*What is needed*
Take the material and output all of it exactly.
[BEGIN Source records]
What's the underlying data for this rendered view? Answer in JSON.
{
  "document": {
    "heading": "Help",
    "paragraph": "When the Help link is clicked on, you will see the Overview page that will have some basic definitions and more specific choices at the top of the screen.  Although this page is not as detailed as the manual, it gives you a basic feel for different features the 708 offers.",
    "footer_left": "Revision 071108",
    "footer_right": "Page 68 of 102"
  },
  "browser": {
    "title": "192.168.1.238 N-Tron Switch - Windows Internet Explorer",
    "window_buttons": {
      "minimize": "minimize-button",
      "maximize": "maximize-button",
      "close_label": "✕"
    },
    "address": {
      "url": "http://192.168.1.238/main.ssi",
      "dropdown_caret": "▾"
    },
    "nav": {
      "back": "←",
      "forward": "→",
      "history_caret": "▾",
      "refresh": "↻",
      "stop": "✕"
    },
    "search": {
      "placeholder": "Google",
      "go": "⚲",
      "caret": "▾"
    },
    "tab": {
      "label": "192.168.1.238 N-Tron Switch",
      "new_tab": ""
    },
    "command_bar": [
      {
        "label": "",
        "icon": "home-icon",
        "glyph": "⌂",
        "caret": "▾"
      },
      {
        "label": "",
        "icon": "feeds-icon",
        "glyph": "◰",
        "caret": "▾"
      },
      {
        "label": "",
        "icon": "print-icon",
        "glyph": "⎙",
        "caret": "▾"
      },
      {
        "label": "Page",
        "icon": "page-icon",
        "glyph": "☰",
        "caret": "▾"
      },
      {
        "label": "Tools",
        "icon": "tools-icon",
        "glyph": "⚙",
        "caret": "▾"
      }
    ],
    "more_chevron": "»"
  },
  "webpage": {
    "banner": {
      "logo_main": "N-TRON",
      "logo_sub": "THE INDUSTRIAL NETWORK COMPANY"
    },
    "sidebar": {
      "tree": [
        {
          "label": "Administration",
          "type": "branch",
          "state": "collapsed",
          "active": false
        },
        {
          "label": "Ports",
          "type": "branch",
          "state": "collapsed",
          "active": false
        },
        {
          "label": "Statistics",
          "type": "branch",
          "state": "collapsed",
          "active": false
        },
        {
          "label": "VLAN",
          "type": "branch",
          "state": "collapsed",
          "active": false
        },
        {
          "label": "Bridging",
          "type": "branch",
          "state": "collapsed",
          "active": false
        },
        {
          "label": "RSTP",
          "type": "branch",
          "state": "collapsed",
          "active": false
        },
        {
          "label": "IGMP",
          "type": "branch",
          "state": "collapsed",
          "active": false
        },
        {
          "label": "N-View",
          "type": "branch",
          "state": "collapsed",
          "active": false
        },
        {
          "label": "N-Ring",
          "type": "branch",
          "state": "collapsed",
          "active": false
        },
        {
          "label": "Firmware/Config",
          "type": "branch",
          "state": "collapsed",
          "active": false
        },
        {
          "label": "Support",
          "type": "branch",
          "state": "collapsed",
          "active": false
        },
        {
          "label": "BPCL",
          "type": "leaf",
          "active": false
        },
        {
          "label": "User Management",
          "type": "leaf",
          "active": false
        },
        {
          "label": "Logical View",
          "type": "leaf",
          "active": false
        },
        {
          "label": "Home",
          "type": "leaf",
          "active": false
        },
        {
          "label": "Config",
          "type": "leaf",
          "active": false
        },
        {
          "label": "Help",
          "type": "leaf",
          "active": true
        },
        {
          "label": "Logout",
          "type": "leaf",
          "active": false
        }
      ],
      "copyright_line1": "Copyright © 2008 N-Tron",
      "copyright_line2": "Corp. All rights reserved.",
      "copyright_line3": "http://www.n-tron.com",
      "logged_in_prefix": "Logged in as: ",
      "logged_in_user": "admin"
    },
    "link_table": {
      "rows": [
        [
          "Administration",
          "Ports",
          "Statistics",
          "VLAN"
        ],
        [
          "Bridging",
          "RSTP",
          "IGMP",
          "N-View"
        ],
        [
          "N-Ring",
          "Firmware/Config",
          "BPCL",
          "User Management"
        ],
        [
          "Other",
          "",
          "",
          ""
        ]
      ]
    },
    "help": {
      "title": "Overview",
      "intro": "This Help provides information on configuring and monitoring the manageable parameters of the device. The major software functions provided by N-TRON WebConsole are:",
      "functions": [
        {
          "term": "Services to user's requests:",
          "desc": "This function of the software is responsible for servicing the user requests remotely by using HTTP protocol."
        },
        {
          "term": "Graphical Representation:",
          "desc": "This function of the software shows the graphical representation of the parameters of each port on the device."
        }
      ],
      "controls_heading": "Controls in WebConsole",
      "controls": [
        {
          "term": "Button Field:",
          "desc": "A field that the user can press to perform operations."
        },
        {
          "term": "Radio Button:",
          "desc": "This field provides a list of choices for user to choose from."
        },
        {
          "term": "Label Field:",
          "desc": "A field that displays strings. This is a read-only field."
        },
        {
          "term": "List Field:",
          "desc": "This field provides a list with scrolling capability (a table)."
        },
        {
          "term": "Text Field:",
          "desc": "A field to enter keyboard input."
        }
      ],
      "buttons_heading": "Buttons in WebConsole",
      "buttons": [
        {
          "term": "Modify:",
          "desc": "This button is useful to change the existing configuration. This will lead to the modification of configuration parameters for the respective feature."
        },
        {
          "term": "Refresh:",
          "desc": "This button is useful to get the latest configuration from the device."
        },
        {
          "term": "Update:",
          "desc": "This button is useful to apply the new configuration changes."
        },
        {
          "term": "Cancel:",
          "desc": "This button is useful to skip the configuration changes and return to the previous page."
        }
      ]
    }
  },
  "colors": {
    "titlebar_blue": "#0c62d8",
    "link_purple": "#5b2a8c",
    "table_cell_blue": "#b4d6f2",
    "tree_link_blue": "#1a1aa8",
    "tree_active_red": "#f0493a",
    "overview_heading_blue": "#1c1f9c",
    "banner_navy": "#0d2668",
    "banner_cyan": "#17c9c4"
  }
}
[END Source records]
*Answer to the problem*
What's the underlying data for this rendered view? Answer in JSON.
{
  "document": {
    "heading": "Help",
    "paragraph": "When the Help link is clicked on, you will see the Overview page that will have some basic definitions and more specific choices at the top of the screen.  Although this page is not as detailed as the manual, it gives you a basic feel for different features the 708 offers.",
    "footer_left": "Revision 071108",
    "footer_right": "Page 68 of 102"
  },
  "browser": {
    "title": "192.168.1.238 N-Tron Switch - Windows Internet Explorer",
    "window_buttons": {
      "minimize": "minimize-button",
      "maximize": "maximize-button",
      "close_label": "✕"
    },
    "address": {
      "url": "http://192.168.1.238/main.ssi",
      "dropdown_caret": "▾"
    },
    "nav": {
      "back": "←",
      "forward": "→",
      "history_caret": "▾",
      "refresh": "↻",
      "stop": "✕"
    },
    "search": {
      "placeholder": "Google",
      "go": "⚲",
      "caret": "▾"
    },
    "tab": {
      "label": "192.168.1.238 N-Tron Switch",
      "new_tab": ""
    },
    "command_bar": [
      {
        "label": "",
        "icon": "home-icon",
        "glyph": "⌂",
        "caret": "▾"
      },
      {
        "label": "",
        "icon": "feeds-icon",
        "glyph": "◰",
        "caret": "▾"
      },
      {
        "label": "",
        "icon": "print-icon",
        "glyph": "⎙",
        "caret": "▾"
      },
      {
        "label": "Page",
        "icon": "page-icon",
        "glyph": "☰",
        "caret": "▾"
      },
      {
        "label": "Tools",
        "icon": "tools-icon",
        "glyph": "⚙",
        "caret": "▾"
      }
    ],
    "more_chevron": "»"
  },
  "webpage": {
    "banner": {
      "logo_main": "N-TRON",
      "logo_sub": "THE INDUSTRIAL NETWORK COMPANY"
    },
    "sidebar": {
      "tree": [
        {
          "label": "Administration",
          "type": "branch",
          "state": "collapsed",
          "active": false
        },
        {
          "label": "Ports",
          "type": "branch",
          "state": "collapsed",
          "active": false
        },
        {
          "label": "Statistics",
          "type": "branch",
          "state": "collapsed",
          "active": false
        },
        {
          "label": "VLAN",
          "type": "branch",
          "state": "collapsed",
          "active": false
        },
        {
          "label": "Bridging",
          "type": "branch",
          "state": "collapsed",
          "active": false
        },
        {
          "label": "RSTP",
          "type": "branch",
          "state": "collapsed",
          "active": false
        },
        {
          "label": "IGMP",
          "type": "branch",
          "state": "collapsed",
          "active": false
        },
        {
          "label": "N-View",
          "type": "branch",
          "state": "collapsed",
          "active": false
        },
        {
          "label": "N-Ring",
          "type": "branch",
          "state": "collapsed",
          "active": false
        },
        {
          "label": "Firmware/Config",
          "type": "branch",
          "state": "collapsed",
          "active": false
        },
        {
          "label": "Support",
          "type": "branch",
          "state": "collapsed",
          "active": false
        },
        {
          "label": "BPCL",
          "type": "leaf",
          "active": false
        },
        {
          "label": "User Management",
          "type": "leaf",
          "active": false
        },
        {
          "label": "Logical View",
          "type": "leaf",
          "active": false
        },
        {
          "label": "Home",
          "type": "leaf",
          "active": false
        },
        {
          "label": "Config",
          "type": "leaf",
          "active": false
        },
        {
          "label": "Help",
          "type": "leaf",
          "active": true
        },
        {
          "label": "Logout",
          "type": "leaf",
          "active": false
        }
      ],
      "copyright_line1": "Copyright © 2008 N-Tron",
      "copyright_line2": "Corp. All rights reserved.",
      "copyright_line3": "http://www.n-tron.com",
      "logged_in_prefix": "Logged in as: ",
      "logged_in_user": "admin"
    },
    "link_table": {
      "rows": [
        [
          "Administration",
          "Ports",
          "Statistics",
          "VLAN"
        ],
        [
          "Bridging",
          "RSTP",
          "IGMP",
          "N-View"
        ],
        [
          "N-Ring",
          "Firmware/Config",
          "BPCL",
          "User Management"
        ],
        [
          "Other",
          "",
          "",
          ""
        ]
      ]
    },
    "help": {
      "title": "Overview",
      "intro": "This Help provides information on configuring and monitoring the manageable parameters of the device. The major software functions provided by N-TRON WebConsole are:",
      "functions": [
        {
          "term": "Services to user's requests:",
          "desc": "This function of the software is responsible for servicing the user requests remotely by using HTTP protocol."
        },
        {
          "term": "Graphical Representation:",
          "desc": "This function of the software shows the graphical representation of the parameters of each port on the device."
        }
      ],
      "controls_heading": "Controls in WebConsole",
      "controls": [
        {
          "term": "Button Field:",
          "desc": "A field that the user can press to perform operations."
        },
        {
          "term": "Radio Button:",
          "desc": "This field provides a list of choices for user to choose from."
        },
        {
          "term": "Label Field:",
          "desc": "A field that displays strings. This is a read-only field."
        },
        {
          "term": "List Field:",
          "desc": "This field provides a list with scrolling capability (a table)."
        },
        {
          "term": "Text Field:",
          "desc": "A field to enter keyboard input."
        }
      ],
      "buttons_heading": "Buttons in WebConsole",
      "buttons": [
        {
          "term": "Modify:",
          "desc": "This button is useful to change the existing configuration. This will lead to the modification of configuration parameters for the respective feature."
        },
        {
          "term": "Refresh:",
          "desc": "This button is useful to get the latest configuration from the device."
        },
        {
          "term": "Update:",
          "desc": "This button is useful to apply the new configuration changes."
        },
        {
          "term": "Cancel:",
          "desc": "This button is useful to skip the configuration changes and return to the previous page."
        }
      ]
    }
  },
  "colors": {
    "titlebar_blue": "#0c62d8",
    "link_purple": "#5b2a8c",
    "table_cell_blue": "#b4d6f2",
    "tree_link_blue": "#1a1aa8",
    "tree_active_red": "#f0493a",
    "overview_heading_blue": "#1c1f9c",
    "banner_navy": "#0d2668",
    "banner_cyan": "#17c9c4"
  }
}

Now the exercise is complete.